◆ **GIVEN REQUEST**
Identify, in the records below, every line where the string "如图所示" appears, and copy each such line.
::: DATASET CONTENT :::
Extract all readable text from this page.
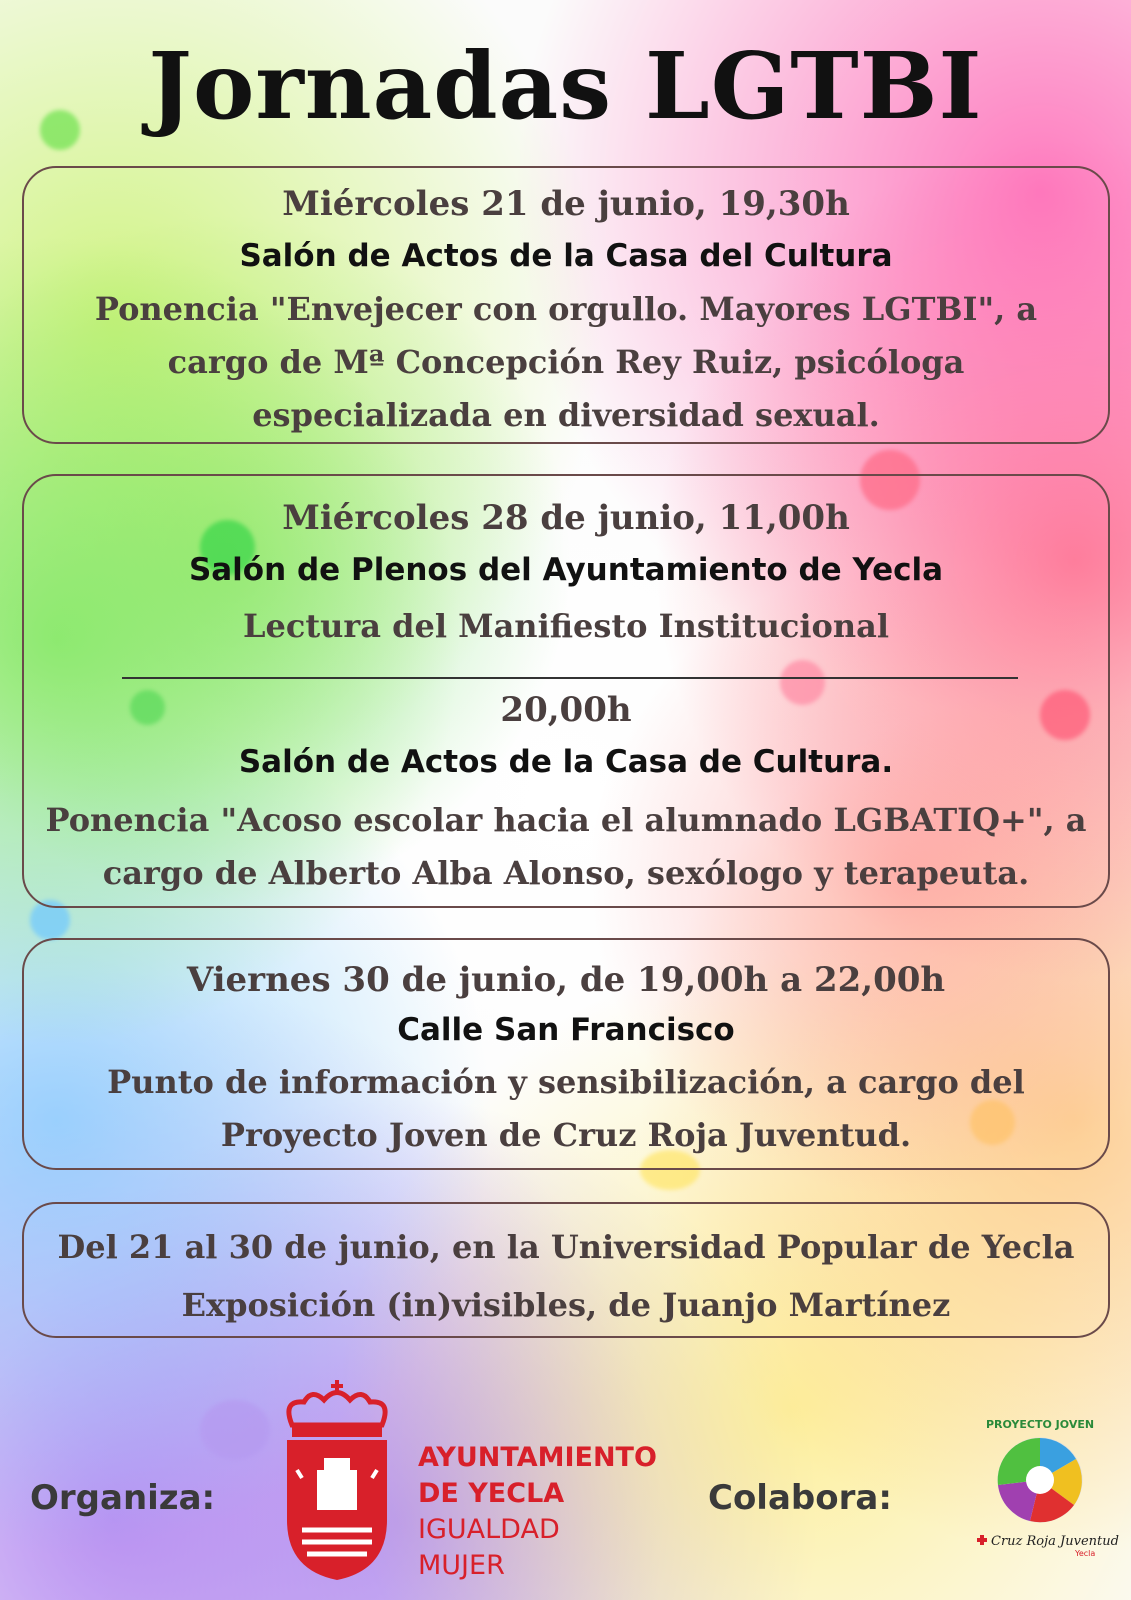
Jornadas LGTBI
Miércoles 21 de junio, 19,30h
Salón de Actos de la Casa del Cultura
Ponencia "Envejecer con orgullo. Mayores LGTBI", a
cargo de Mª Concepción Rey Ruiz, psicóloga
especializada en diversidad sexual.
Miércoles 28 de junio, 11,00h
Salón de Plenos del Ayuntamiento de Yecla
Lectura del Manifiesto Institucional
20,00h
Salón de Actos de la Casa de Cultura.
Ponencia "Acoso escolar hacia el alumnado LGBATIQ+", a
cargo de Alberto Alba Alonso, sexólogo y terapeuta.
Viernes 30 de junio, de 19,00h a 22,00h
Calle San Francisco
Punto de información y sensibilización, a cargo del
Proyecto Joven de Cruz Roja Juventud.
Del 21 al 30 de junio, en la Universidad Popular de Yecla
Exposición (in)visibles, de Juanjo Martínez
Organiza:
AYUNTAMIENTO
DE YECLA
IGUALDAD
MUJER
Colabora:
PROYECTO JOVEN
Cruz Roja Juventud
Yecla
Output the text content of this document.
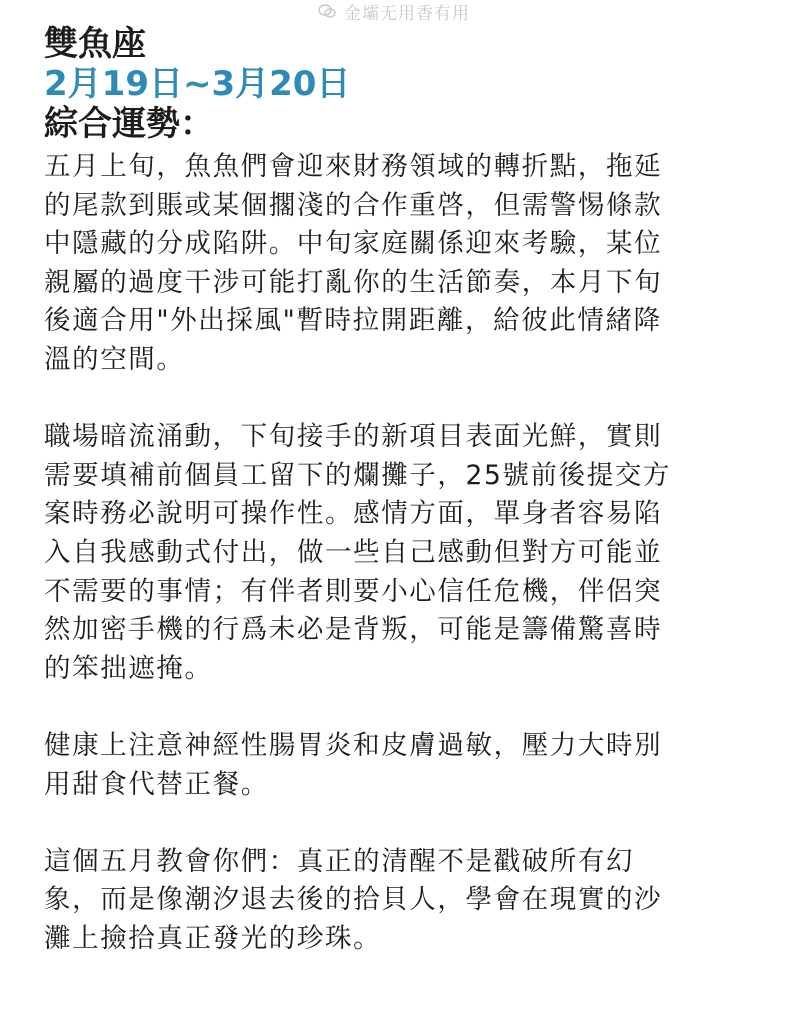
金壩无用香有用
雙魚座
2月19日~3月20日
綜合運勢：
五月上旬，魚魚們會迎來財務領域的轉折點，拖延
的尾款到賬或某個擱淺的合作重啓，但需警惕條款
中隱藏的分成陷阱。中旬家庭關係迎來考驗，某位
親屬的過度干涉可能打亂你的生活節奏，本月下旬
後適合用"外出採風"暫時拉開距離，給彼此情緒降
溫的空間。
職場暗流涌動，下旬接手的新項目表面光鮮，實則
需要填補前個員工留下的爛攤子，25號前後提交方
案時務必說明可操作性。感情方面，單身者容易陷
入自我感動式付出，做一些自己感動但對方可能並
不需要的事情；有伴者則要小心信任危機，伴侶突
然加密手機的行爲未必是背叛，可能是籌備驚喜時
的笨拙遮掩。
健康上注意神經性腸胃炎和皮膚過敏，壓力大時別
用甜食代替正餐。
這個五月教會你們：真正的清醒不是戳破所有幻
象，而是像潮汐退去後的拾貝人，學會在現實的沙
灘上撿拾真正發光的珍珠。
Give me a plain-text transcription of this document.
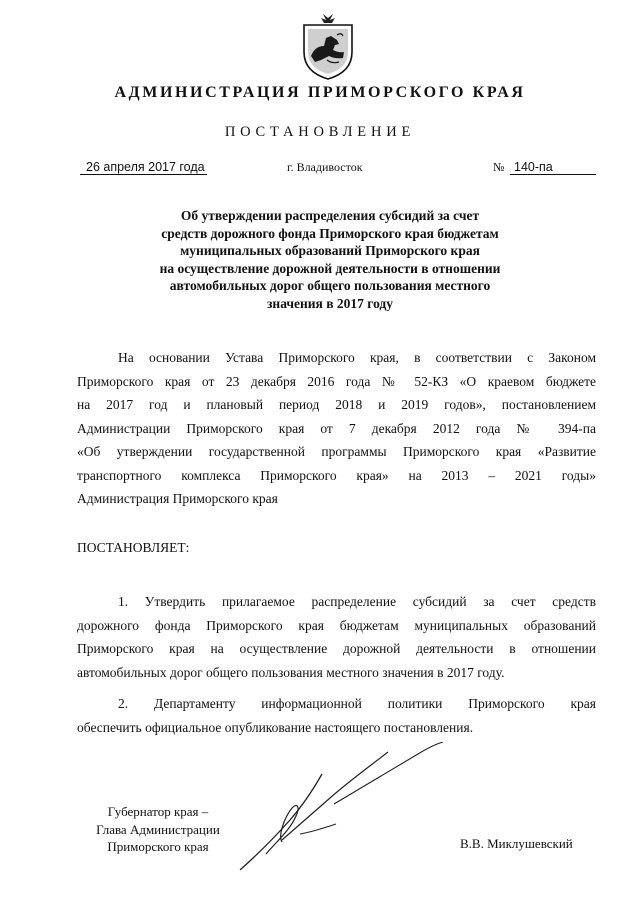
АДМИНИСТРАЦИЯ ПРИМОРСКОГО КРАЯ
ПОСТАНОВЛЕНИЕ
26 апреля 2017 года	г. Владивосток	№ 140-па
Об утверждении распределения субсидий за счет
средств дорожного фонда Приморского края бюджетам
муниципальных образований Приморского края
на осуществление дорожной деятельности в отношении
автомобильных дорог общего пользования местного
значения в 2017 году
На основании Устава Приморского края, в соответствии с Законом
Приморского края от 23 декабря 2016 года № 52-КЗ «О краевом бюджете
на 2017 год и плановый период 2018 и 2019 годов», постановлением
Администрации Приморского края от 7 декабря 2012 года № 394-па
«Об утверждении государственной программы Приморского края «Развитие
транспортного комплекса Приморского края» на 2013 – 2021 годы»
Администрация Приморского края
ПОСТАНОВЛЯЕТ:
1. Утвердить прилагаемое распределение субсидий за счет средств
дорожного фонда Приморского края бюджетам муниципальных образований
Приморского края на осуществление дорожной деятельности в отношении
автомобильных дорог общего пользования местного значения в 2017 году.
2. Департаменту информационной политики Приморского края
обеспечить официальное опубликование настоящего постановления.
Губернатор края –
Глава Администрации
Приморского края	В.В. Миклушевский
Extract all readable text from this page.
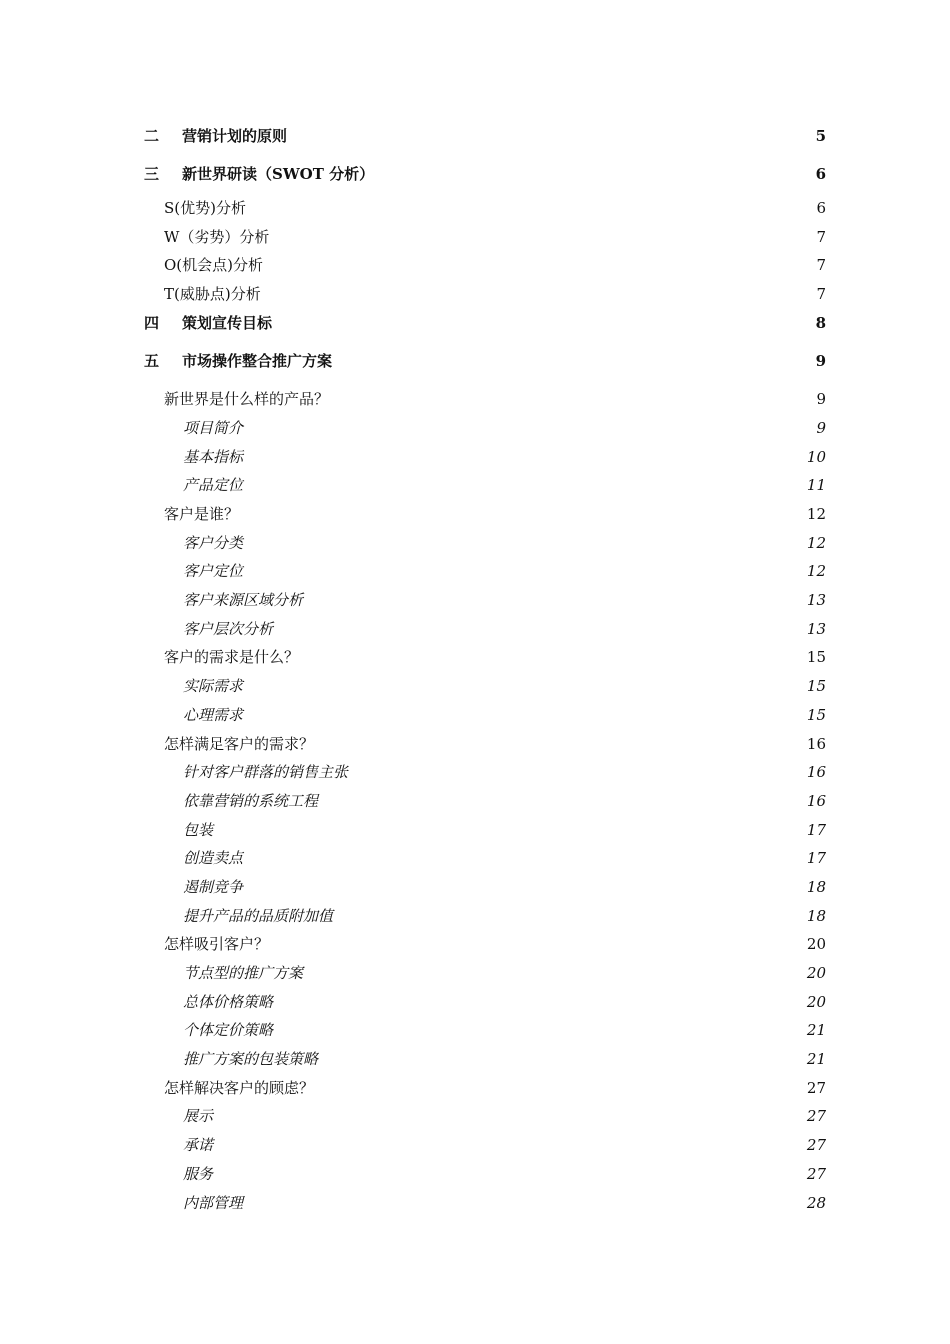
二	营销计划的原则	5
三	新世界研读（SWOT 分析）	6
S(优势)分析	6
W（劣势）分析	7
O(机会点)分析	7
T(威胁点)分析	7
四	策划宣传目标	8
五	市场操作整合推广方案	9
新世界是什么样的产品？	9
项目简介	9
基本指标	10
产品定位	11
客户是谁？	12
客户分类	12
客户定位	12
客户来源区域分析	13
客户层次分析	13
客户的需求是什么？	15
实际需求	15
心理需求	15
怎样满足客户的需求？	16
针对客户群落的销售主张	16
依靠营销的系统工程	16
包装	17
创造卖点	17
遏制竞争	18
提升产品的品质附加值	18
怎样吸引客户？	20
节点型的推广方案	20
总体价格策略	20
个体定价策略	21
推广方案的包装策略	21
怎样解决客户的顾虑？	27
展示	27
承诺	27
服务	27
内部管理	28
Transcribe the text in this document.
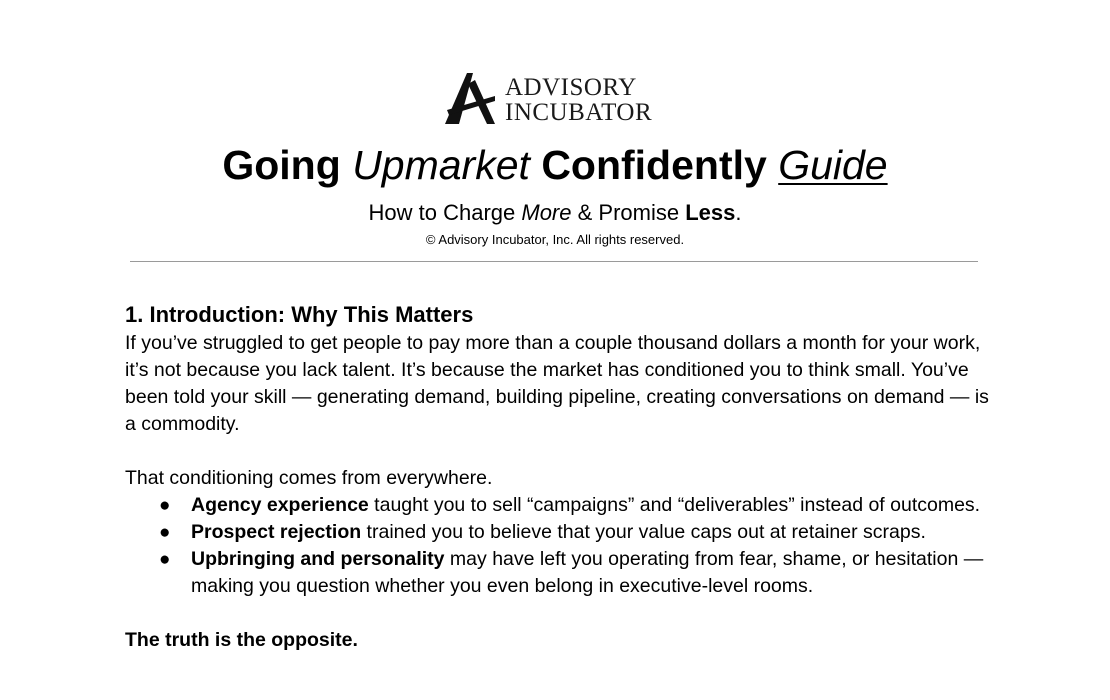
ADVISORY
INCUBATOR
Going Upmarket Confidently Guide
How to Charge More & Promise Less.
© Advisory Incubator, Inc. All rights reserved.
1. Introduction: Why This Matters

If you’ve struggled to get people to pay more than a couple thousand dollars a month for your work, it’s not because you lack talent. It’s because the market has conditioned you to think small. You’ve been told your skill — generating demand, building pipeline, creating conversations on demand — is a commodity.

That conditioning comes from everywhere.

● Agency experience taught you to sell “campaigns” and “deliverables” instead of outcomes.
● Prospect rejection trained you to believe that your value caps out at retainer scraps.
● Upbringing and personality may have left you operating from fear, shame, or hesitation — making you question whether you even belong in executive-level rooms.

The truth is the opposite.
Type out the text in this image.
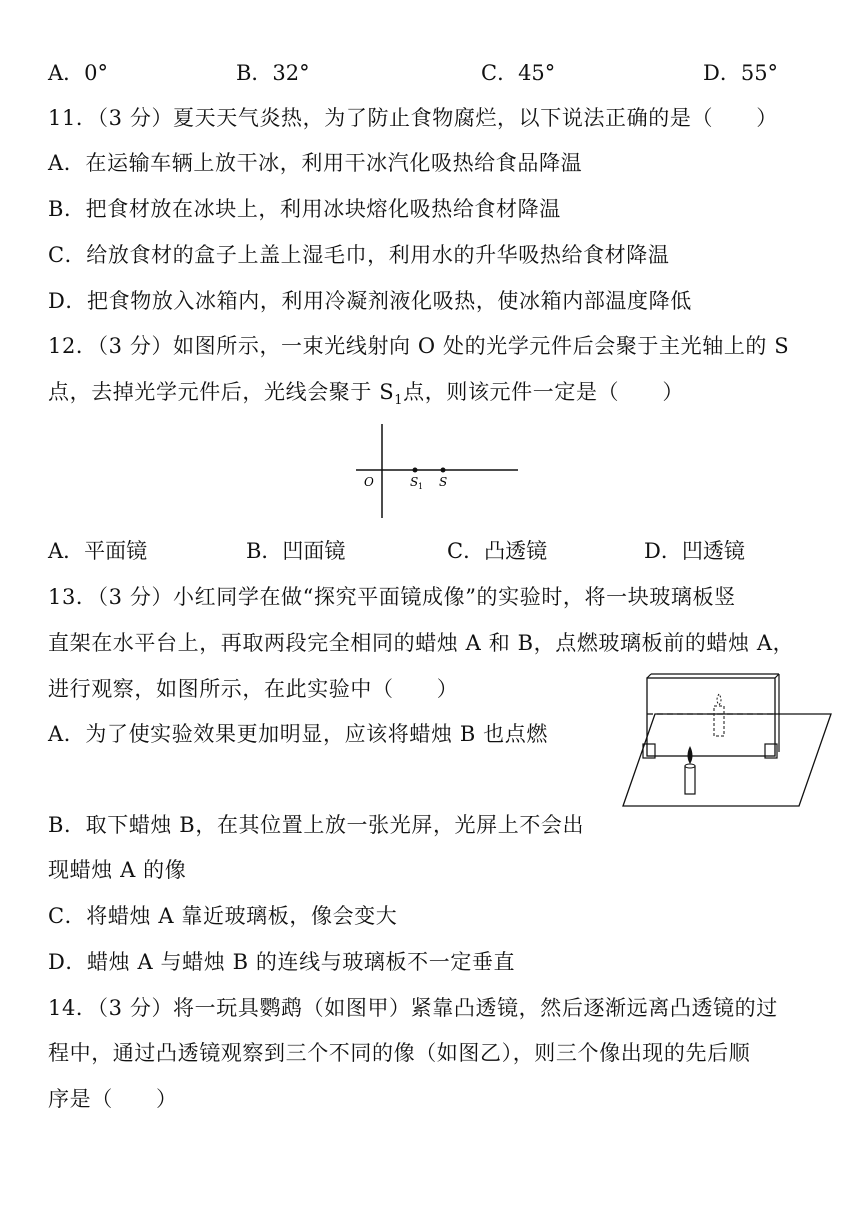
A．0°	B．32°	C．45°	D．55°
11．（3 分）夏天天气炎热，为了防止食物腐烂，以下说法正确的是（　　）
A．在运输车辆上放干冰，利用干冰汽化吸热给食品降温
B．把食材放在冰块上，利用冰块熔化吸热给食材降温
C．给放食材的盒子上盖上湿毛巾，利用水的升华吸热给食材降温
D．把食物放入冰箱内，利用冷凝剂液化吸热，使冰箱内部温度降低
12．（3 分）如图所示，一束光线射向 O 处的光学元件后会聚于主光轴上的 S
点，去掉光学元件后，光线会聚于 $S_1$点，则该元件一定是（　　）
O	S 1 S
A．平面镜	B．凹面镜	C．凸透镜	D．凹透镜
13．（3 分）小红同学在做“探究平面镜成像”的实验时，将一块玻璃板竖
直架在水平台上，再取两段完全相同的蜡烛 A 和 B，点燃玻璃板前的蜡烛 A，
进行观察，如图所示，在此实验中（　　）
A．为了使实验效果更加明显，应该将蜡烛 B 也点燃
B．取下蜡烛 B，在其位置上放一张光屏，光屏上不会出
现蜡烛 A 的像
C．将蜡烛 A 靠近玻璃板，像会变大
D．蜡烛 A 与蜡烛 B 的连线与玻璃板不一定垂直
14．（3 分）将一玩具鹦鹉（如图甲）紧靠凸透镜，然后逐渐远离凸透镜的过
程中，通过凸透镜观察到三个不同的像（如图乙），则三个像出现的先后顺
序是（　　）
:::
◆ **WRITTEN RESPONSE**
12．（3 分）如图所示，一束光线射向 O 处的光学元件后会聚于主光轴上的 S
进行观察，如图所示，在此实验中（　　）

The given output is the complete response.